Transcript data for document pages:

--------------------------------

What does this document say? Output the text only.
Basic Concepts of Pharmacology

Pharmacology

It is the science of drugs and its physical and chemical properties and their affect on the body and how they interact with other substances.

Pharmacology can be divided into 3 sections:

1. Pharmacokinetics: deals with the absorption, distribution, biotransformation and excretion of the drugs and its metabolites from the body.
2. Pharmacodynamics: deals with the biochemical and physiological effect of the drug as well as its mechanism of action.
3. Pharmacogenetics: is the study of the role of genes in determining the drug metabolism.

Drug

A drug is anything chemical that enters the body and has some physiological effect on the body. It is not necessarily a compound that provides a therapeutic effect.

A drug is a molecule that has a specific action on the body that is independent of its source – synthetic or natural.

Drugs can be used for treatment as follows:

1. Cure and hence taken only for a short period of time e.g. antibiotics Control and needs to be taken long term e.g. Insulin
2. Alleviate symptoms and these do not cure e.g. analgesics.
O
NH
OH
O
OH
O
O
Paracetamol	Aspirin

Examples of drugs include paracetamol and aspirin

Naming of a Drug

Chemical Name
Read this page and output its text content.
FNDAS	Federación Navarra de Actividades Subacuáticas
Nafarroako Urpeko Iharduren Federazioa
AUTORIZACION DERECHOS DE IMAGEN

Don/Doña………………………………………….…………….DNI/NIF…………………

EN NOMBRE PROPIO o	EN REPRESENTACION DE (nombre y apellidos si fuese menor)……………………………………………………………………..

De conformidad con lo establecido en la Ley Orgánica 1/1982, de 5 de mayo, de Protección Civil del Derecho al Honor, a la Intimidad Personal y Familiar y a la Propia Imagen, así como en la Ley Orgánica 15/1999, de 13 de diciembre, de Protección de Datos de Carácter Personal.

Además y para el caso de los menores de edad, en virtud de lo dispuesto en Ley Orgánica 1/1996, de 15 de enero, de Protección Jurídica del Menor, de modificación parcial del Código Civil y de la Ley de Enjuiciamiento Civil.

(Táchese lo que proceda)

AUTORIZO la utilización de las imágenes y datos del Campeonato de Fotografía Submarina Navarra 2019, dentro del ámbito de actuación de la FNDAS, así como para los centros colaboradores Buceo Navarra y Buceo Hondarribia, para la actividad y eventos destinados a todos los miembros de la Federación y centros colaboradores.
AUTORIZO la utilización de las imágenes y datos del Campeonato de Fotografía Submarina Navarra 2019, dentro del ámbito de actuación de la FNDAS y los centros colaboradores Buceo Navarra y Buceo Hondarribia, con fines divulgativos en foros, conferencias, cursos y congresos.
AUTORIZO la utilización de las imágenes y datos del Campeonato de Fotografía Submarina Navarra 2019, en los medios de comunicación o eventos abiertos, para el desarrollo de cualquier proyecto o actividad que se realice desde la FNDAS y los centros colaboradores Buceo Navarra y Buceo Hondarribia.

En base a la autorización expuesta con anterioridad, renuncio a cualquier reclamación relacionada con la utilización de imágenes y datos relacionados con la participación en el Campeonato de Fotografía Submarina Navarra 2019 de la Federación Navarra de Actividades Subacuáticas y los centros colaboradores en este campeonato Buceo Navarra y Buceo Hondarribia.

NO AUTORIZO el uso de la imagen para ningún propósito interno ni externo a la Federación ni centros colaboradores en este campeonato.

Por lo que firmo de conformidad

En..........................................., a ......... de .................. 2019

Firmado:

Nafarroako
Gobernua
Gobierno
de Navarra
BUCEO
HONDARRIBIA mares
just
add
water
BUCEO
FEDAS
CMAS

--------------------------------

= WHAT YOU SHOULD DO =
Retype the entries precisely as they stand.

= RESULT =
What does this document say? Output the text only.
Basic Concepts of Pharmacology

Pharmacology

It is the science of drugs and its physical and chemical properties and their affect on the body and how they interact with other substances.

Pharmacology can be divided into 3 sections:

1. Pharmacokinetics: deals with the absorption, distribution, biotransformation and excretion of the drugs and its metabolites from the body.
2. Pharmacodynamics: deals with the biochemical and physiological effect of the drug as well as its mechanism of action.
3. Pharmacogenetics: is the study of the role of genes in determining the drug metabolism.

Drug

A drug is anything chemical that enters the body and has some physiological effect on the body. It is not necessarily a compound that provides a therapeutic effect.

A drug is a molecule that has a specific action on the body that is independent of its source – synthetic or natural.

Drugs can be used for treatment as follows:

1. Cure and hence taken only for a short period of time e.g. antibiotics Control and needs to be taken long term e.g. Insulin
2. Alleviate symptoms and these do not cure e.g. analgesics.
O
NH
OH
O
OH
O
O
Paracetamol	Aspirin

Examples of drugs include paracetamol and aspirin

Naming of a Drug

Chemical Name
Read this page and output its text content.
FNDAS	Federación Navarra de Actividades Subacuáticas
Nafarroako Urpeko Iharduren Federazioa
AUTORIZACION DERECHOS DE IMAGEN

Don/Doña………………………………………….…………….DNI/NIF…………………

EN NOMBRE PROPIO o	EN REPRESENTACION DE (nombre y apellidos si fuese menor)……………………………………………………………………..

De conformidad con lo establecido en la Ley Orgánica 1/1982, de 5 de mayo, de Protección Civil del Derecho al Honor, a la Intimidad Personal y Familiar y a la Propia Imagen, así como en la Ley Orgánica 15/1999, de 13 de diciembre, de Protección de Datos de Carácter Personal.

Además y para el caso de los menores de edad, en virtud de lo dispuesto en Ley Orgánica 1/1996, de 15 de enero, de Protección Jurídica del Menor, de modificación parcial del Código Civil y de la Ley de Enjuiciamiento Civil.

(Táchese lo que proceda)

AUTORIZO la utilización de las imágenes y datos del Campeonato de Fotografía Submarina Navarra 2019, dentro del ámbito de actuación de la FNDAS, así como para los centros colaboradores Buceo Navarra y Buceo Hondarribia, para la actividad y eventos destinados a todos los miembros de la Federación y centros colaboradores.
AUTORIZO la utilización de las imágenes y datos del Campeonato de Fotografía Submarina Navarra 2019, dentro del ámbito de actuación de la FNDAS y los centros colaboradores Buceo Navarra y Buceo Hondarribia, con fines divulgativos en foros, conferencias, cursos y congresos.
AUTORIZO la utilización de las imágenes y datos del Campeonato de Fotografía Submarina Navarra 2019, en los medios de comunicación o eventos abiertos, para el desarrollo de cualquier proyecto o actividad que se realice desde la FNDAS y los centros colaboradores Buceo Navarra y Buceo Hondarribia.

En base a la autorización expuesta con anterioridad, renuncio a cualquier reclamación relacionada con la utilización de imágenes y datos relacionados con la participación en el Campeonato de Fotografía Submarina Navarra 2019 de la Federación Navarra de Actividades Subacuáticas y los centros colaboradores en este campeonato Buceo Navarra y Buceo Hondarribia.

NO AUTORIZO el uso de la imagen para ningún propósito interno ni externo a la Federación ni centros colaboradores en este campeonato.

Por lo que firmo de conformidad

En..........................................., a ......... de .................. 2019

Firmado:

Nafarroako
Gobernua
Gobierno
de Navarra
BUCEO
HONDARRIBIA mares
just
add
water
BUCEO
FEDAS
CMAS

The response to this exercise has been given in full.